■ **TEXTO DE LECTURA**:
#####

Por Antonio Cástor Puerta
Iniciarte cazando pájaros con la de balines
Permanece imborrable en mi memoria un capítulo de la mítica serie Verano azul en el que Piraña coge la carabina de aire comprimido y cuando su padre le pregunta a dónde va le contesta muy tranquilo que a cazar pájaros. Nadie pone objeciones. Así vivíamos en los 80. Los niños aprendíamos a cazar en las calles, huertas y campos. Con cepos o costillas, con liga, con escopetas artesanales de gomas, con tirachinas… y el regalo estrella de Reyes, la carabina de balines del 4,5. Con ella bien afinada y bajo una higuera se podían hacer unas perchas de gorriones de aúpa. La Guardia Civil hacía la vista gorda y se dejaba a los niños campar a sus anchas mientras no la liasen demasiado parda. Alguna vez te quitaban la carabina y hacían a tu padre recogerla en el cuartel, que si te regañaba era por no haber corrido lo suficiente. Luego, en casa, una reprimenda, un pescozón sin carga de maldad y, en el fondo, esa sonrisilla cómplice de tu progenitor al verse reflejado en ti, en el nuevo cazador.

#####

■ **REGISTROS PROPORCIONADOS**:
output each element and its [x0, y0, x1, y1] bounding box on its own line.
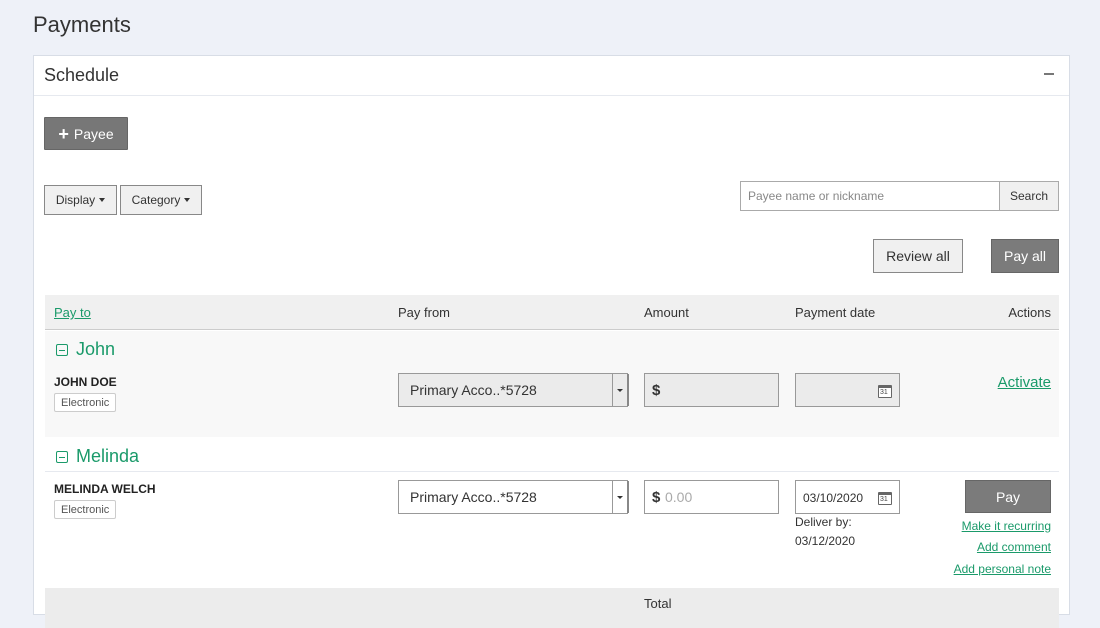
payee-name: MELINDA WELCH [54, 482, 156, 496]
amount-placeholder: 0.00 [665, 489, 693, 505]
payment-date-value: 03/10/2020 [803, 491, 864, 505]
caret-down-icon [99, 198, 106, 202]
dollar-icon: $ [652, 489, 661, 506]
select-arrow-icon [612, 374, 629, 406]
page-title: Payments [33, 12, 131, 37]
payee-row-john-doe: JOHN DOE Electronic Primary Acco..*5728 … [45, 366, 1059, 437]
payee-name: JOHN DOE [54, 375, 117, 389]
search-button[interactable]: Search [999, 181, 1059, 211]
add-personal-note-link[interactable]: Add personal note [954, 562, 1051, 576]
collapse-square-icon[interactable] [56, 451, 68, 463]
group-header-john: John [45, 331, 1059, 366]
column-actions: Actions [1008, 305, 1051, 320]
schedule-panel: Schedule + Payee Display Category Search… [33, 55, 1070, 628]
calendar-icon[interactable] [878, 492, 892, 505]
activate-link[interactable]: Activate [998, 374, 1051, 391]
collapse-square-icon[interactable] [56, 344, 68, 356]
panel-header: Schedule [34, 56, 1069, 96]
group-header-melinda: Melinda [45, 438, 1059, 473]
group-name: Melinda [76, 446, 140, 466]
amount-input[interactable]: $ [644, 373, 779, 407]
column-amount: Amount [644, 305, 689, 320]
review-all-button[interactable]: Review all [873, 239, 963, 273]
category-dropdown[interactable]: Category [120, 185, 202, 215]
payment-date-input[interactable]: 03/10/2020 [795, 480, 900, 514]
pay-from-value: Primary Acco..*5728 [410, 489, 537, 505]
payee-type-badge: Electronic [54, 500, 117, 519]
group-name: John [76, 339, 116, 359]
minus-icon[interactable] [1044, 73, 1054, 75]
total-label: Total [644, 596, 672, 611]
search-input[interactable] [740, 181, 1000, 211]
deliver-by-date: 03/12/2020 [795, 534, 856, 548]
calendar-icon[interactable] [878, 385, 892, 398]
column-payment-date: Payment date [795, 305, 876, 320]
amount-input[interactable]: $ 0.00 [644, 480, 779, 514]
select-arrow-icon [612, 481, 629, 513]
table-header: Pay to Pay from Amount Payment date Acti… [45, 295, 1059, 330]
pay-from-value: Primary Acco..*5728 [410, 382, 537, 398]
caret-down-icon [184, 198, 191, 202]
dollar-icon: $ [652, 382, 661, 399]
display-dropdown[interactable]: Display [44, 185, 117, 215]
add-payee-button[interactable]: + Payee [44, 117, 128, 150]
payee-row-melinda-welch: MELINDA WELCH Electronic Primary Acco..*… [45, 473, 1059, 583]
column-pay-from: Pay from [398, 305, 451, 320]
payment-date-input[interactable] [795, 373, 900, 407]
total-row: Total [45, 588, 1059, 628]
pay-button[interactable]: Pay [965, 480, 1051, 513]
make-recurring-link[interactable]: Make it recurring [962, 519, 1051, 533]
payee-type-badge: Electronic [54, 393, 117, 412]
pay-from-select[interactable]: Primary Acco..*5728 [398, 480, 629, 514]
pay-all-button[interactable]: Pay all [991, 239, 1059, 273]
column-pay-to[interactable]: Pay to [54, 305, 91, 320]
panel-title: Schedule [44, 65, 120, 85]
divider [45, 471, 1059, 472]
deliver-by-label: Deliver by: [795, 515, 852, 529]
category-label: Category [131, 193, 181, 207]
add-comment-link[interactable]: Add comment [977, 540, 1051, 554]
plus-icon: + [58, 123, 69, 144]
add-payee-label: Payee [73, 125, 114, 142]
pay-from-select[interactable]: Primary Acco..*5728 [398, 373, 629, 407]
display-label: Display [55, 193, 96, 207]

#####

■ **TAREAS DEL EJERCICIO**:
[1] Según el texto sobre la caza de pájaros con carabina de balines, ¿por qué regañaba el padre al niño cuando debía recoger la carabina en el cuartel? Explíquelo en una a tres oraciones.
[2] En el texto sobre la caza de pájaros con carabina de balines, ¿qué contesta Piraña cuando su padre le pregunta a dónde va?
[3] Prosiga el texto sobre la caza de pájaros con carabina de balines a partir de su última oración.
Los registros constituyen un material independiente del texto.

■ **RESPUESTAS POR TAREA**:
[1] El padre le regañaba por no haber corrido lo suficiente. Por esa razón la Guardia Civil le había quitado la carabina, y el padre tenía que recogerla en el cuartel.

[2] Le contesta, muy tranquilo, que va a cazar pájaros.

[3]
Hacerte cazador sin exámenes
Ni tampoco era necesario, porque cuando uno iba a sacar los papeles reglamentarios abonando unas módicas tasas ya estaba bien cursado en la práctica y tutelado durante muchos años como morralero por la cuadrilla de su padre. Cuando los veteranos veían que el chaval estaba ‘maduro’ le iban dejando la escopeta algunos ratos hasta que poco a poco comprobaban que era de fiar y había llegado el momento de que fuese uno más del grupo. Cuando te veías en el monte esas primeras veces llevando la mano con tu propia canana y escopeta… eran de una emoción y orgullo indescriptibles; y ya no digo cuando cobrabas las primeras piezas y los veteranos te felicitaban. Uno se sentía un hombre hecho y derecho, aunque no lo fuese, y parte de algo importante… que sí lo era.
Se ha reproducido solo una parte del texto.